══ GIVEN DATA ══

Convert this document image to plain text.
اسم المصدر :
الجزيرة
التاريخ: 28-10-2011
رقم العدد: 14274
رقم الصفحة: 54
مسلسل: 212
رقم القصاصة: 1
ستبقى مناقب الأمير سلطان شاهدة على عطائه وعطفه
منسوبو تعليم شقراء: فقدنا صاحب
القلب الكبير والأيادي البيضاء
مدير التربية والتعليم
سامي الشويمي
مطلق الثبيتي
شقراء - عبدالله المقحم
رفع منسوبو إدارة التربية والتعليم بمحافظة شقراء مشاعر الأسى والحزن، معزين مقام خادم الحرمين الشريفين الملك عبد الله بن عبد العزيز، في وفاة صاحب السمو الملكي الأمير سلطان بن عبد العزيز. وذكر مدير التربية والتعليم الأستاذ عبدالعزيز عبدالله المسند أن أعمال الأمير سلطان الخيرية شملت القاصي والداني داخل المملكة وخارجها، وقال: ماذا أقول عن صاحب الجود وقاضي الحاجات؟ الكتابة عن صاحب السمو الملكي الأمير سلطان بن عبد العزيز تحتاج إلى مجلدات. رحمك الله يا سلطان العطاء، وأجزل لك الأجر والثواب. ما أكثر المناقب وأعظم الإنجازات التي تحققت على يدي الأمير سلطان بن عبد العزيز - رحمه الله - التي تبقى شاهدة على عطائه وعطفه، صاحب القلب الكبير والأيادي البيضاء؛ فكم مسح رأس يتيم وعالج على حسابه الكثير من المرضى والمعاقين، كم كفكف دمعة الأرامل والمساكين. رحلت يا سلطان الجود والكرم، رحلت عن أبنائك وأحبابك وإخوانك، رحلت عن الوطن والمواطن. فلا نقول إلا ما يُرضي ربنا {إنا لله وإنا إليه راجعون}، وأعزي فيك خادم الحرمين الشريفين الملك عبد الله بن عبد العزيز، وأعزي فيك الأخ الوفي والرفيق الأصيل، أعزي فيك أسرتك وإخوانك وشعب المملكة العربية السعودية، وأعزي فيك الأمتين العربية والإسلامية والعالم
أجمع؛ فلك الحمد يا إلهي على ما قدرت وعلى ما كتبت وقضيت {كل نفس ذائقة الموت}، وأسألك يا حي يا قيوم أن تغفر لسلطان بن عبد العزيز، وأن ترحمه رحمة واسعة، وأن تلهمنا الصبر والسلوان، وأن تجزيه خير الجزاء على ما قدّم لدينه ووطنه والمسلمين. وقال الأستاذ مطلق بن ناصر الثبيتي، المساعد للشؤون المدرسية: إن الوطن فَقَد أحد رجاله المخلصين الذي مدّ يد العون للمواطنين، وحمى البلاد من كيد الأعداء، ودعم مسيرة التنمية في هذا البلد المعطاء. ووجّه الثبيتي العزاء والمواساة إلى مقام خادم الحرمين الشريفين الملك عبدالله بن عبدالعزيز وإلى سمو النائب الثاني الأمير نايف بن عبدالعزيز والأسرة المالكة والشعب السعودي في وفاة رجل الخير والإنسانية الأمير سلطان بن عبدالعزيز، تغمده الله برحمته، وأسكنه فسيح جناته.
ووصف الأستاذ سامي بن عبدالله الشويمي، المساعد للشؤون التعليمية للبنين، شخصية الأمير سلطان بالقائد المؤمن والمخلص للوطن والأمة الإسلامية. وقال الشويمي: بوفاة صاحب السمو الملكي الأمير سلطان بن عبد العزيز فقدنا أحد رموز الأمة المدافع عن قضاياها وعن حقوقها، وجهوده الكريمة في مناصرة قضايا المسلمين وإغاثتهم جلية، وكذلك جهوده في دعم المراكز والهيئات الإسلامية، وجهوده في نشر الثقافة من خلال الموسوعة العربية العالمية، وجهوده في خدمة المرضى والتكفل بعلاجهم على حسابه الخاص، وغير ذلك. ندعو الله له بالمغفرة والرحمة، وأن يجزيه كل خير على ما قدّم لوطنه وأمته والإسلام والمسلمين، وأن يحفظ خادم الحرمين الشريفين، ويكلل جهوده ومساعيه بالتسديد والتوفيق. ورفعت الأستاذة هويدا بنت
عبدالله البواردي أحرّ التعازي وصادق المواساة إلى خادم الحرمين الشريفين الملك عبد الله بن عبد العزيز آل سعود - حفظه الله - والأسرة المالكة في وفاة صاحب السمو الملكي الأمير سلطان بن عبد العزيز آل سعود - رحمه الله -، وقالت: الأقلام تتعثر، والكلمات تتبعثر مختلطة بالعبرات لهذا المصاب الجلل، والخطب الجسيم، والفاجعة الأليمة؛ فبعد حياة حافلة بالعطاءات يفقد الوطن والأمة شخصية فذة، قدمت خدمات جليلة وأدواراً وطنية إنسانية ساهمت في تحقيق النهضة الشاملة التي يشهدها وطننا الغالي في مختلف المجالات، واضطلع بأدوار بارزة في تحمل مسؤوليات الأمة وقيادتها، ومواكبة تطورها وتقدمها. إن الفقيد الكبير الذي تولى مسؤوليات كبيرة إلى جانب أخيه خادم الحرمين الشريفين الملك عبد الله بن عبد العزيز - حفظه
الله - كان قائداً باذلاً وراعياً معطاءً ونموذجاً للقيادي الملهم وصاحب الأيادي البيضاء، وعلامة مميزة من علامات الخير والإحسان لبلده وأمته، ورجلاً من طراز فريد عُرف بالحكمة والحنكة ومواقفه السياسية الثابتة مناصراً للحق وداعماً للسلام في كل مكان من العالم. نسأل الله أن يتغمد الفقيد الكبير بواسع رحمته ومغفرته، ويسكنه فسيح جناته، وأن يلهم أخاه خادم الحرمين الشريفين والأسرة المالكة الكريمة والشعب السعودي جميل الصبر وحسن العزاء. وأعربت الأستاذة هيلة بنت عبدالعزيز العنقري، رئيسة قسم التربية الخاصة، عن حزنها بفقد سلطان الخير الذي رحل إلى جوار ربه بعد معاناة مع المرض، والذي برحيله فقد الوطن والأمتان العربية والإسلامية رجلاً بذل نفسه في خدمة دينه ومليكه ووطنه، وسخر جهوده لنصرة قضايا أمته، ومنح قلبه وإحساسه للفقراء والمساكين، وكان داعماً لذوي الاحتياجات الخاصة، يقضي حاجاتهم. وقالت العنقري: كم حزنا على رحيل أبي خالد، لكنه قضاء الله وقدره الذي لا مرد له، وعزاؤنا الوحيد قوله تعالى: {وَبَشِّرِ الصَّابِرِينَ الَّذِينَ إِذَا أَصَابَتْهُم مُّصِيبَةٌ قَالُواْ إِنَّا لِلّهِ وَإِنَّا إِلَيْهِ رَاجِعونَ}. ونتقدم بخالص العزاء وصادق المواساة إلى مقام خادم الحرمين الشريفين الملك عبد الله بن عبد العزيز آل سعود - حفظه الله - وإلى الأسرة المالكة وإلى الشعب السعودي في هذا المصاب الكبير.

═══

# DIRECTION:
Give only the number of lines in the material above that hold the word "للشؤون".

# OUTPUT FOR THIS EXERCISE:
2